Records from a collection:
============================================================

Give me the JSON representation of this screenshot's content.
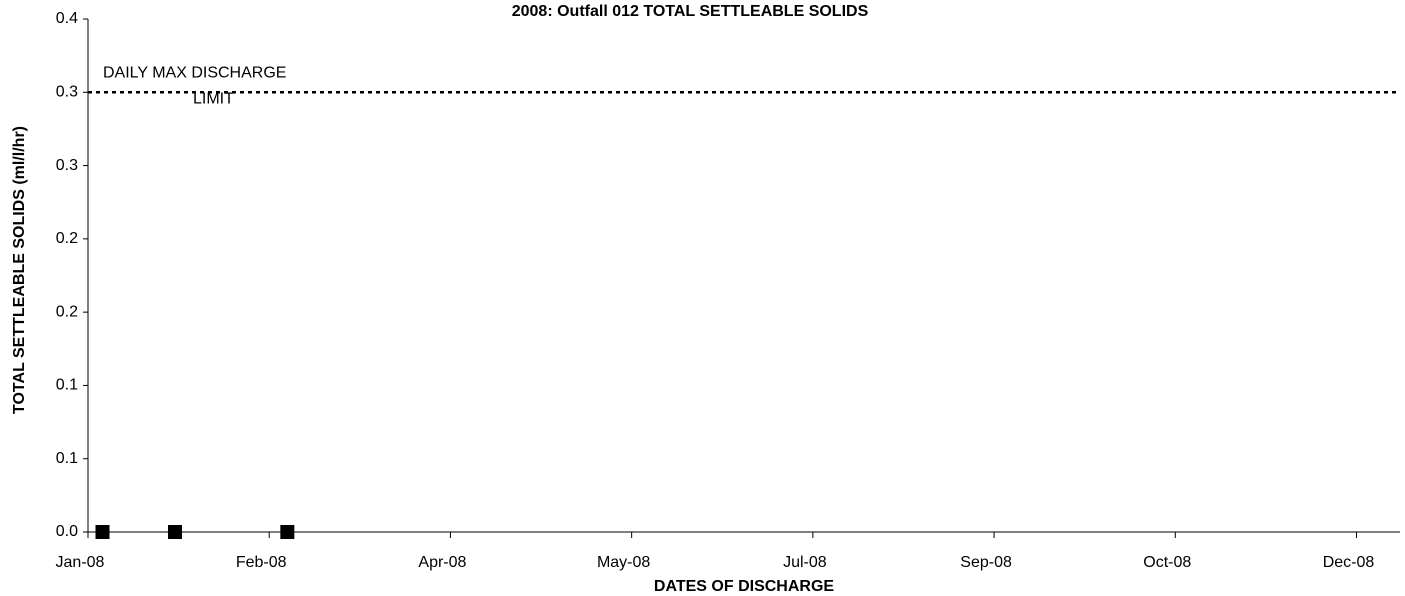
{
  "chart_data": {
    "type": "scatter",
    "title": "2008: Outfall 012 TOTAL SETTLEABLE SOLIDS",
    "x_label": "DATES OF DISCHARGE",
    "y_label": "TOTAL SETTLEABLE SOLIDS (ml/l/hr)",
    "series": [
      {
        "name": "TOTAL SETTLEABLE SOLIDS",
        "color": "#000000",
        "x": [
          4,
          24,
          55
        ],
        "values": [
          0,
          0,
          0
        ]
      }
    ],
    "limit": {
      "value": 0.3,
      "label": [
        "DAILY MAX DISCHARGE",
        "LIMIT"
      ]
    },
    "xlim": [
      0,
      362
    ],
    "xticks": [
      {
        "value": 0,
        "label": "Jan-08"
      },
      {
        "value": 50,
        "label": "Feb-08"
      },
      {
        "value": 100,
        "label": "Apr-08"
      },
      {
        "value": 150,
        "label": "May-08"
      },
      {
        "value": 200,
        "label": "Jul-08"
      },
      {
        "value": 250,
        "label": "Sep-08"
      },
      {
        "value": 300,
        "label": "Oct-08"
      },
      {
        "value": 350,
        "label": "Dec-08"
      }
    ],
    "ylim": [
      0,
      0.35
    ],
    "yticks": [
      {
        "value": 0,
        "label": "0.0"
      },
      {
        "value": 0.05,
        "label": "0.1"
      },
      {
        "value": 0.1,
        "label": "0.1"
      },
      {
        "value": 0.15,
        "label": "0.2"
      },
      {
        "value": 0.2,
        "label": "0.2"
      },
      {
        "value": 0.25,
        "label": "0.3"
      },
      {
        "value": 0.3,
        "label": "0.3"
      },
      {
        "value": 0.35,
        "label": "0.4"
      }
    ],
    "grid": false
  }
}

============================================================

Exercise details |
Reproduce each entry precisely, dropping only the pictures.

The solution |
Give me the JSON representation of this screenshot's content.
{
  "chart_data": {
    "type": "scatter",
    "title": "2008: Outfall 012 TOTAL SETTLEABLE SOLIDS",
    "x_label": "DATES OF DISCHARGE",
    "y_label": "TOTAL SETTLEABLE SOLIDS (ml/l/hr)",
    "series": [
      {
        "name": "TOTAL SETTLEABLE SOLIDS",
        "color": "#000000",
        "x": [
          4,
          24,
          55
        ],
        "values": [
          0,
          0,
          0
        ]
      }
    ],
    "limit": {
      "value": 0.3,
      "label": [
        "DAILY MAX DISCHARGE",
        "LIMIT"
      ]
    },
    "xlim": [
      0,
      362
    ],
    "xticks": [
      {
        "value": 0,
        "label": "Jan-08"
      },
      {
        "value": 50,
        "label": "Feb-08"
      },
      {
        "value": 100,
        "label": "Apr-08"
      },
      {
        "value": 150,
        "label": "May-08"
      },
      {
        "value": 200,
        "label": "Jul-08"
      },
      {
        "value": 250,
        "label": "Sep-08"
      },
      {
        "value": 300,
        "label": "Oct-08"
      },
      {
        "value": 350,
        "label": "Dec-08"
      }
    ],
    "ylim": [
      0,
      0.35
    ],
    "yticks": [
      {
        "value": 0,
        "label": "0.0"
      },
      {
        "value": 0.05,
        "label": "0.1"
      },
      {
        "value": 0.1,
        "label": "0.1"
      },
      {
        "value": 0.15,
        "label": "0.2"
      },
      {
        "value": 0.2,
        "label": "0.2"
      },
      {
        "value": 0.25,
        "label": "0.3"
      },
      {
        "value": 0.3,
        "label": "0.3"
      },
      {
        "value": 0.35,
        "label": "0.4"
      }
    ],
    "grid": false
  }
}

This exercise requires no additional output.